Certains recommandent de passer au don consenti. Cela me paraît être une très mauvaise idée parce que si l'on obtient aujourd'hui 70 % de prélèvements, je ne suis pas sûr que 70 % de la population française se déclareraient formellement favorables au don.
Un second aspect pourrait être de faciliter l'identification des personnes favorables au don. Les Etats-Unis inscrivent l'accord sur le permis de conduire mais cette formule n'est pas transposable dans notre pays. Nous avons la carte Vitale, qui comporte une puce sur laquelle le consentement pourrait être pré-enregistré mais que l'on pourrait mettre à jour, par exemple sur les bornes installées dans les pharmacies, pour y faire figurer que l'on est finalement contre le prélèvement. Ce serait plus simple que le registre actuellement en vigueur, que peu de gens connaissent, et l'on disposerait, face aux familles, d'un argument plus fort. Ainsi, la carte Vitale serait vraiment l'expression de la solidarité nationale sur ce sujet-là.

====

### Tâches à réaliser:
#1 Extrayez mot pour mot, du texte sur le don d'organes, le passage allant de « Un second aspect » à « sur ce sujet-là. ».
#2 Rédigez la suite du texte sur le don d'organes, à partir de sa dernière phrase.
Les données qui suivent n'ont aucun lien avec le texte sur le don d'organes.

====

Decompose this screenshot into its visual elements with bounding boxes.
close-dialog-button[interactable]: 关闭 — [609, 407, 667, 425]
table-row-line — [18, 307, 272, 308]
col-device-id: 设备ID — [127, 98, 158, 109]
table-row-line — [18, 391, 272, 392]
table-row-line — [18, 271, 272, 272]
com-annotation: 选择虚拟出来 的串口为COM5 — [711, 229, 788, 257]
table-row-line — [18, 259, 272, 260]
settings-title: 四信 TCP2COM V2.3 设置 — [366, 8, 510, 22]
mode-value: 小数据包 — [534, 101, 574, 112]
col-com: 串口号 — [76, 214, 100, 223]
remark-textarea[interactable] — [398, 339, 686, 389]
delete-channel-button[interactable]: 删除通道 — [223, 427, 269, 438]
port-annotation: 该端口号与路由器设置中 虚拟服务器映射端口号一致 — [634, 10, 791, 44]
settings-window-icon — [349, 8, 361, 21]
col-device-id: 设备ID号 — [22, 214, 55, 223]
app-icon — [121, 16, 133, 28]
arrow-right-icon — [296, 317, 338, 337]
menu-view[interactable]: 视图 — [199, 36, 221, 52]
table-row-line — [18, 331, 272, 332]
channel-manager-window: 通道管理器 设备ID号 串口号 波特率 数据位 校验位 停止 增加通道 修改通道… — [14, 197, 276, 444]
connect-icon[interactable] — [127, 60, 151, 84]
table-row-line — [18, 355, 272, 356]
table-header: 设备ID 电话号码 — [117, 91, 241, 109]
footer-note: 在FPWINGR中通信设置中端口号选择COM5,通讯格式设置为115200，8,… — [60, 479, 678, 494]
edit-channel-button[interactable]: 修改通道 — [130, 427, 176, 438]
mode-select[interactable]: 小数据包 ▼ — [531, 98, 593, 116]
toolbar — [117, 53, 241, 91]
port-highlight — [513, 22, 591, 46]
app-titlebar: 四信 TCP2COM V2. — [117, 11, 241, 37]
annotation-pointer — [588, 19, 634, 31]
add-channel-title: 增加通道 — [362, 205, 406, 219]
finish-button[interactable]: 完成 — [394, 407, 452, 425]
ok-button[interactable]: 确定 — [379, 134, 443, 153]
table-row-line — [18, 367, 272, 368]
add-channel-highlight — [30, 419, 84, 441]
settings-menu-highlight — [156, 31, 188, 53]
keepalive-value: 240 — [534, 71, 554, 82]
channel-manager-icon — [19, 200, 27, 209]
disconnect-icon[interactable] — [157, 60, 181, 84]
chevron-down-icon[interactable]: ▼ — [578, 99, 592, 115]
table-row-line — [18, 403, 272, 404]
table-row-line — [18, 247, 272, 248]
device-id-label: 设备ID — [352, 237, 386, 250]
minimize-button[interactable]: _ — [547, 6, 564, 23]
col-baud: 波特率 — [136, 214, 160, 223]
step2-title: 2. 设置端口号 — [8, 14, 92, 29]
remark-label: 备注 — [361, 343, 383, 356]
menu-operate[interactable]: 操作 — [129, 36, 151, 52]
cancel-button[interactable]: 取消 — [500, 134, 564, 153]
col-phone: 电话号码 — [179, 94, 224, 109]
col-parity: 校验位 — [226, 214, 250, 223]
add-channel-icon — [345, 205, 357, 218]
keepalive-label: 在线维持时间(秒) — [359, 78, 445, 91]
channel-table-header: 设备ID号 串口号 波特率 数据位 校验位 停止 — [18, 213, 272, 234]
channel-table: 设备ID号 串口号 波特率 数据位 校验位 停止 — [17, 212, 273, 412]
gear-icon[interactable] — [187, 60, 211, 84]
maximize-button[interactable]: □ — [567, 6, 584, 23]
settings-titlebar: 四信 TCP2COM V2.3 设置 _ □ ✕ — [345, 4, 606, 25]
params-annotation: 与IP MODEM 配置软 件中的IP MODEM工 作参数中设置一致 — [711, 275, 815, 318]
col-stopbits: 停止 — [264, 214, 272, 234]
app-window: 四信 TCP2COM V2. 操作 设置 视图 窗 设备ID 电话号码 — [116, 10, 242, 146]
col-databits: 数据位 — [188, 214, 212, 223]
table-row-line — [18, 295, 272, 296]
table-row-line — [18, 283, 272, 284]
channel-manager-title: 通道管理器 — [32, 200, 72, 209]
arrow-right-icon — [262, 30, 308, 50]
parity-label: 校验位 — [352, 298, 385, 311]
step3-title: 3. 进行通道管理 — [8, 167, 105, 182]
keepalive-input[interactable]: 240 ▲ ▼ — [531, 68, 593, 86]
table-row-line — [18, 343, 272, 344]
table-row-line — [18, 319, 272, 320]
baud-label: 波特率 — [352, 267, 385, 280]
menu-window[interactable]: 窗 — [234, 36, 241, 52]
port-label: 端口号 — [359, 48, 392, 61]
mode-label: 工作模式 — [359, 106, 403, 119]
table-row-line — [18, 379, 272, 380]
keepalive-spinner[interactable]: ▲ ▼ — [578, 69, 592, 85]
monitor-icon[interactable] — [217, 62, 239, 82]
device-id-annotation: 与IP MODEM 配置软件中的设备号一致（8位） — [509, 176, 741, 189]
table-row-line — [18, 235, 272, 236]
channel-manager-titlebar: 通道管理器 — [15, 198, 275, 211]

====

### Réponses par tâche:
#1
Un second aspect pourrait être de faciliter l'identification des personnes favorables au don. Les Etats-Unis inscrivent l'accord sur le permis de conduire mais cette formule n'est pas transposable dans notre pays. Nous avons la carte Vitale, qui comporte une puce sur laquelle le consentement pourrait être pré-enregistré mais que l'on pourrait mettre à jour, par exemple sur les bornes installées dans les pharmacies, pour y faire figurer que l'on est finalement contre le prélèvement. Ce serait plus simple que le registre actuellement en vigueur, que peu de gens connaissent, et l'on disposerait, face aux familles, d'un argument plus fort. Ainsi, la carte Vitale serait vraiment l'expression de la solidarité nationale sur ce sujet-là.

#2
En ce qui concerne l'évolution future des greffes, celles-ci se développent et pallient un vide que nous essayons désespérément de combler. Voilà des années que nous nous efforçons de créer, par l'ingénierie tissulaire, des organes artificiels. Nous avons quelques espoirs mais pas de perspective dans les dix à vingt ans. On peut être plus optimiste pour le pancréas, sur lequel des recherches sont intéressantes, que pour des organes complexes : les greffes demeurent là indispensables. Les xénogreffes utilisent des tissus prélevés sur des animaux ; la structure collagénique, qui peut être génétiquement modifiée pour n'être plus immunogène, sert alors à une reconstruction chez l'homme, par exemple pour la peau. Le moratoire des recherches n'est pas une bonne chose, car elles se développeront dans des pays qui n'ont pas les mêmes exigences éthiques que nous. C'est ainsi qu'en Chine, la règle affichée et organisée est que l'on prélève les organes sur les condamnés à mort : s'ils acceptent, leur famille n'a pas à payer la balle utilisée pour l'exécution... Plus encore, et cela fait froid dans le dos, on attend d'avoir un receveur compatible pour pratiquer cette exécution.... Mieux vaut affirmer notre vision éthique.